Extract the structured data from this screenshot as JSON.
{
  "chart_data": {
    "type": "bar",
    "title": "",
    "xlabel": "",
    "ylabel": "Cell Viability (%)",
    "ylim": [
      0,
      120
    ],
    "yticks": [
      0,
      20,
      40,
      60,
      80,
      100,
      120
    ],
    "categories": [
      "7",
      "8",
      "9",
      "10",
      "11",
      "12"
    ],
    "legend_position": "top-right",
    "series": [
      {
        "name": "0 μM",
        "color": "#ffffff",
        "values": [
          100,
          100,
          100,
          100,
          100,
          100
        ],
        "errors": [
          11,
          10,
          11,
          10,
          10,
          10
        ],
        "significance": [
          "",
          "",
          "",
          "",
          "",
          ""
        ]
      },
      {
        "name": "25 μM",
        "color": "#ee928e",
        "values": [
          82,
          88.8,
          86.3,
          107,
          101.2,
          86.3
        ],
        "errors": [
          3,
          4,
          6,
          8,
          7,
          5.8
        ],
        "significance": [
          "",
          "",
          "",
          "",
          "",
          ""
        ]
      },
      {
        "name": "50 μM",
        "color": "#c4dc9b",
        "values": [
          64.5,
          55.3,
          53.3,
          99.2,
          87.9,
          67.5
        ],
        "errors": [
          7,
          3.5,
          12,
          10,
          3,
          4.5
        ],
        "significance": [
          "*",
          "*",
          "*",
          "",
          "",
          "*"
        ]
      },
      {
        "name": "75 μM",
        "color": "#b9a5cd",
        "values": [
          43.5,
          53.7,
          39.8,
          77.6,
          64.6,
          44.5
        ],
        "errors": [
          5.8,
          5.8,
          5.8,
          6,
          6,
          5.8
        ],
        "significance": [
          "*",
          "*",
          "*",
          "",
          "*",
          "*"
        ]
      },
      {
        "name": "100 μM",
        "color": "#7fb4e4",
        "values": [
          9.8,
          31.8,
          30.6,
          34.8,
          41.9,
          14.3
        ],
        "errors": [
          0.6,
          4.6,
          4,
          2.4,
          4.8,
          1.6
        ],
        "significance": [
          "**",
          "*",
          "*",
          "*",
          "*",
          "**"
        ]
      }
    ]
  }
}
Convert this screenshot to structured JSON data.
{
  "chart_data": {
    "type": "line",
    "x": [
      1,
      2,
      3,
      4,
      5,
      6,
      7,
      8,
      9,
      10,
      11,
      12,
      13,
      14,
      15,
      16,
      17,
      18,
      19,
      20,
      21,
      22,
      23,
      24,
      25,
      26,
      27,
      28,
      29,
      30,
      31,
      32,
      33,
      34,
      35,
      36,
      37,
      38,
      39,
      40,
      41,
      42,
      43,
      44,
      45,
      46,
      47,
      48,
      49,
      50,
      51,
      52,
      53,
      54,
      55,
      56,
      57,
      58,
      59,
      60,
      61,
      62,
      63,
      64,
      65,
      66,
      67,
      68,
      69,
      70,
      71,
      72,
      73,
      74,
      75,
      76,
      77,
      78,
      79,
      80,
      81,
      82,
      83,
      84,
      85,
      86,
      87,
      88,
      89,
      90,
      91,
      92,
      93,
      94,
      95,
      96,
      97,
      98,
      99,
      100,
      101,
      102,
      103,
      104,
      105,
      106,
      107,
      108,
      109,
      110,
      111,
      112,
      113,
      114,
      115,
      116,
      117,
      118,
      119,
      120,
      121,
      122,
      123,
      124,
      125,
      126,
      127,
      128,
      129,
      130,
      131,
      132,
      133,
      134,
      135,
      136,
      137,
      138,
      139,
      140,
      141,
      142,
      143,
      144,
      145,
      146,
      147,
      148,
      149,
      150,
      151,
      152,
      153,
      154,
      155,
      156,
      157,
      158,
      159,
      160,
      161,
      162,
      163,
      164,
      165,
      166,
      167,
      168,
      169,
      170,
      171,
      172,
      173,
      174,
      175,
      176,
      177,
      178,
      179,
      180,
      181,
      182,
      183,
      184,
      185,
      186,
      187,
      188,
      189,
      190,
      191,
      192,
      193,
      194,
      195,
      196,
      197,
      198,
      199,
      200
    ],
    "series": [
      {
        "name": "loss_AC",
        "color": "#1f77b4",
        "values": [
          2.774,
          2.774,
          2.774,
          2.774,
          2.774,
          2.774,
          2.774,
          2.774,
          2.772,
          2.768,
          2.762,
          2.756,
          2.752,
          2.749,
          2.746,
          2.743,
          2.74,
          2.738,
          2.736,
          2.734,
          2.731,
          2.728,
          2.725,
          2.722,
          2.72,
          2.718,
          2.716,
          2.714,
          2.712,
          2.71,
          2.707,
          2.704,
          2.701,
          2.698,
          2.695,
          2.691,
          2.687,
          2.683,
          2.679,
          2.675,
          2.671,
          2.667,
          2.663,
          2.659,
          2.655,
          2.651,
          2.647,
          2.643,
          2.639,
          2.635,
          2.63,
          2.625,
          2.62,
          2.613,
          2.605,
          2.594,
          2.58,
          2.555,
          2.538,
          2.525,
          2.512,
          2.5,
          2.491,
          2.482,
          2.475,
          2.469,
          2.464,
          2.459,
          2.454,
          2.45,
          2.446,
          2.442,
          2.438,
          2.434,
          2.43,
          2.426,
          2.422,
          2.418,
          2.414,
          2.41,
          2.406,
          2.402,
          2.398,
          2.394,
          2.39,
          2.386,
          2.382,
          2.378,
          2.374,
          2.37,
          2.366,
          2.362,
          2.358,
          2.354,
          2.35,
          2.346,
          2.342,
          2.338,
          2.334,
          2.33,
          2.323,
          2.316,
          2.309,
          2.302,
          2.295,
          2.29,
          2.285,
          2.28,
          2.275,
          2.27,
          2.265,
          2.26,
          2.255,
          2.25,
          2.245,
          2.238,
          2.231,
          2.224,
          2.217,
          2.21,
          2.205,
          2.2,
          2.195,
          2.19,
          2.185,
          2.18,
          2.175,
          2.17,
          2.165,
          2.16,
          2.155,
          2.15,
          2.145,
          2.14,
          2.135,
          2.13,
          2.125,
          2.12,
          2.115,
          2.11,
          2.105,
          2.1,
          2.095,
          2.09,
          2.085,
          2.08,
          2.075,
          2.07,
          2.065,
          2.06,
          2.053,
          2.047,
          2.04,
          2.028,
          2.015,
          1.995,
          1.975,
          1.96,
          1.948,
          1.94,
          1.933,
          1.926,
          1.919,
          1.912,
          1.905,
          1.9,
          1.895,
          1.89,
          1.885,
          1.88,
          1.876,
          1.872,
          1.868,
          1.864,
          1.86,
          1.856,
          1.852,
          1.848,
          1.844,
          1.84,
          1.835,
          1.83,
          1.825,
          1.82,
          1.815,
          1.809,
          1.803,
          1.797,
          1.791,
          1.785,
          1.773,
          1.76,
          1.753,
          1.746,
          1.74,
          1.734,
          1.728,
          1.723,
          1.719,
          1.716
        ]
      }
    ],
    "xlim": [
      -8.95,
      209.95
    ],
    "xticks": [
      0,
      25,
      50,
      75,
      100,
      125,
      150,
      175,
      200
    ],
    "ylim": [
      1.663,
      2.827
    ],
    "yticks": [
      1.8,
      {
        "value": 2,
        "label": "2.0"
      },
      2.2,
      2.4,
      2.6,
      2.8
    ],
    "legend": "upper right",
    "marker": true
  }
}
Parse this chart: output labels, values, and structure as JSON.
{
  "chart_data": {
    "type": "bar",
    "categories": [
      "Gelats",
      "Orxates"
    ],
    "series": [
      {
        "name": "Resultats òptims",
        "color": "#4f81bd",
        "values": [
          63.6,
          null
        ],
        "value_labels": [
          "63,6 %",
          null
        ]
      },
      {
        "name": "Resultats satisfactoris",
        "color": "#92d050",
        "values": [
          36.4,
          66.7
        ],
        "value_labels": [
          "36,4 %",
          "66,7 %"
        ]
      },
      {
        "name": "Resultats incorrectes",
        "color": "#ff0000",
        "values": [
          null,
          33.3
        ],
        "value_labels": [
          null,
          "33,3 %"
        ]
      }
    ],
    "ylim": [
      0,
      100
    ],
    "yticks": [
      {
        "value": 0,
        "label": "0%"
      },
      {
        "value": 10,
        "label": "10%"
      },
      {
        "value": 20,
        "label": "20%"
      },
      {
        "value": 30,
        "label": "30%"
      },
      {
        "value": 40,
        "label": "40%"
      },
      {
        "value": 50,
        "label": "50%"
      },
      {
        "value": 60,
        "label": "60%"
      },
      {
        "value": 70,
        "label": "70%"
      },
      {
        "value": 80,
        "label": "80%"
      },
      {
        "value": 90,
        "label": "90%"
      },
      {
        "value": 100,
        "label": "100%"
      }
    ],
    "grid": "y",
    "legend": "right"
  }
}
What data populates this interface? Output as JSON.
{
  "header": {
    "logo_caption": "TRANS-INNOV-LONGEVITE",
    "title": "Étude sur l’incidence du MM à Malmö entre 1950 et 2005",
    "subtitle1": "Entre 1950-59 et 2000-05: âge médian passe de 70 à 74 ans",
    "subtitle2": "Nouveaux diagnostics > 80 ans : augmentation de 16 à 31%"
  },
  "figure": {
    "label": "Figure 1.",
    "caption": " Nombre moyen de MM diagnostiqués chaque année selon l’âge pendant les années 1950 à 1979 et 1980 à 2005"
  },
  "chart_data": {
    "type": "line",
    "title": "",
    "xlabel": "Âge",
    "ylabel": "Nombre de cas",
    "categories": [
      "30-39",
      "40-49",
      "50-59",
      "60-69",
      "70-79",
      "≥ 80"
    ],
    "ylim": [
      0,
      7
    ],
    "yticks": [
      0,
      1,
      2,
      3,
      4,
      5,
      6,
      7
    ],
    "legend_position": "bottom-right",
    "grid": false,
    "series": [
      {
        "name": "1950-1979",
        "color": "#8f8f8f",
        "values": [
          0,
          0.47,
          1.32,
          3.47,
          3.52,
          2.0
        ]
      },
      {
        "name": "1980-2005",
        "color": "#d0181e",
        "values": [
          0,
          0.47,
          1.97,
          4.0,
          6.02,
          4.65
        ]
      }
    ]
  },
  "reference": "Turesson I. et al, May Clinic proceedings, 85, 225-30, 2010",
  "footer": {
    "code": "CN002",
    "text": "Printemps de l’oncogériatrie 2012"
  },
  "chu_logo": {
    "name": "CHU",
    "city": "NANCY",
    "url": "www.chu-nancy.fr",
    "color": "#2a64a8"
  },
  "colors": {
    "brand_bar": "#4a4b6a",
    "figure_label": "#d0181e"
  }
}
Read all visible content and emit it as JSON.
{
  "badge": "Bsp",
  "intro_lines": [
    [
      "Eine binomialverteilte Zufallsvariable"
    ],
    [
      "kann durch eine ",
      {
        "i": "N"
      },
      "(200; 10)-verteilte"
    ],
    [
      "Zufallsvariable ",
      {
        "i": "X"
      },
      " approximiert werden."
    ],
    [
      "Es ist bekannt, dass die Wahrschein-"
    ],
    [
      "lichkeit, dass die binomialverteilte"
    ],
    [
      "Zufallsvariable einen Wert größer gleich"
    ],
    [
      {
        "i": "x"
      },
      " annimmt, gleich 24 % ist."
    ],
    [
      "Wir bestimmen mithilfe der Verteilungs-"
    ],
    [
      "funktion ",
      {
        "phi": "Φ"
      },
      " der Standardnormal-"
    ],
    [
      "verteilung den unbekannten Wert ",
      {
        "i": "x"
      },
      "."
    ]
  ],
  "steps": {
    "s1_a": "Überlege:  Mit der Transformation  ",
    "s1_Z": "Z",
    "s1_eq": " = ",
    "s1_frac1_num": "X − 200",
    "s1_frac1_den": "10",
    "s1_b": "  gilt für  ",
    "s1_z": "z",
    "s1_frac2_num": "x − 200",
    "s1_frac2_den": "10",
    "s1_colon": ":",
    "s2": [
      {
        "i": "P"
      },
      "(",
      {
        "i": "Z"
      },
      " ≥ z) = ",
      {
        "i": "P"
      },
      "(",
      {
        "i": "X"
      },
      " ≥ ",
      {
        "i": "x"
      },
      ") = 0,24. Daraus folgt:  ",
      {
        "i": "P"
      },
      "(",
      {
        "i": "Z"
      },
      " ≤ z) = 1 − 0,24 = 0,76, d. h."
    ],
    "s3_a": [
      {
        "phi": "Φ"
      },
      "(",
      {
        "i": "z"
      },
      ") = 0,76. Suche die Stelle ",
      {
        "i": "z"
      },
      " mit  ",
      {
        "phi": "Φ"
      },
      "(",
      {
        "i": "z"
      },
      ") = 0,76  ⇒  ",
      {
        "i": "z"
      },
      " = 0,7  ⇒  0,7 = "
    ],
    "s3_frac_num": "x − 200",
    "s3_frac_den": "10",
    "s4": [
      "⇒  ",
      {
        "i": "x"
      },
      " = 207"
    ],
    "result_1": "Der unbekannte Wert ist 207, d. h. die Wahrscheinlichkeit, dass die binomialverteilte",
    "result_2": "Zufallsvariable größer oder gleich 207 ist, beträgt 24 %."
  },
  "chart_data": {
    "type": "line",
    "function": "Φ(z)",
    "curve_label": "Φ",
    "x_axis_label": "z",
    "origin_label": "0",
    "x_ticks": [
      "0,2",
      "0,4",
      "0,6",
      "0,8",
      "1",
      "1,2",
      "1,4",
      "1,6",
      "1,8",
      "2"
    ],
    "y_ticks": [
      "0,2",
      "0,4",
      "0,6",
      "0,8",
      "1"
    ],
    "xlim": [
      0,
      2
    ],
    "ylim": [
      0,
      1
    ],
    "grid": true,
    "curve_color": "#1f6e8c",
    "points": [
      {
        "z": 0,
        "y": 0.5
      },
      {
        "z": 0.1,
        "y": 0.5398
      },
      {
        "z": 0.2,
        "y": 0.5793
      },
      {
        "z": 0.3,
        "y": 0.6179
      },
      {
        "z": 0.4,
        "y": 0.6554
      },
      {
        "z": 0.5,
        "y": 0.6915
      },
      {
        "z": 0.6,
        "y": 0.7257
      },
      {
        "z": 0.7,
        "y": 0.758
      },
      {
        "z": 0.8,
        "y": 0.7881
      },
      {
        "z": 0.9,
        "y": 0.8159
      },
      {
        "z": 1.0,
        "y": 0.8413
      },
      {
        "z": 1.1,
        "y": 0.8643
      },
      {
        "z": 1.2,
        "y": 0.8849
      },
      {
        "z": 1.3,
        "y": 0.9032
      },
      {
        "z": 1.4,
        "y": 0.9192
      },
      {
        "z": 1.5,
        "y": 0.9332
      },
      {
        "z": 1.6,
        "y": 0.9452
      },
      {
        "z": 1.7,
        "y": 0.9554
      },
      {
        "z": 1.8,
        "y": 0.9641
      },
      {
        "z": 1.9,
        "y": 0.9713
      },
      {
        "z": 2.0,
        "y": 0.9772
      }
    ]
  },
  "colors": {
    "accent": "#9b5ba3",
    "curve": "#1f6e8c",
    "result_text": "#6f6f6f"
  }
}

◆ **Exercise task**:
Report every line in the data above in which the word "screenshot" appears.

◆ **Full solution**:
Extract the structured data from this screenshot as JSON.
Convert this screenshot to structured JSON data.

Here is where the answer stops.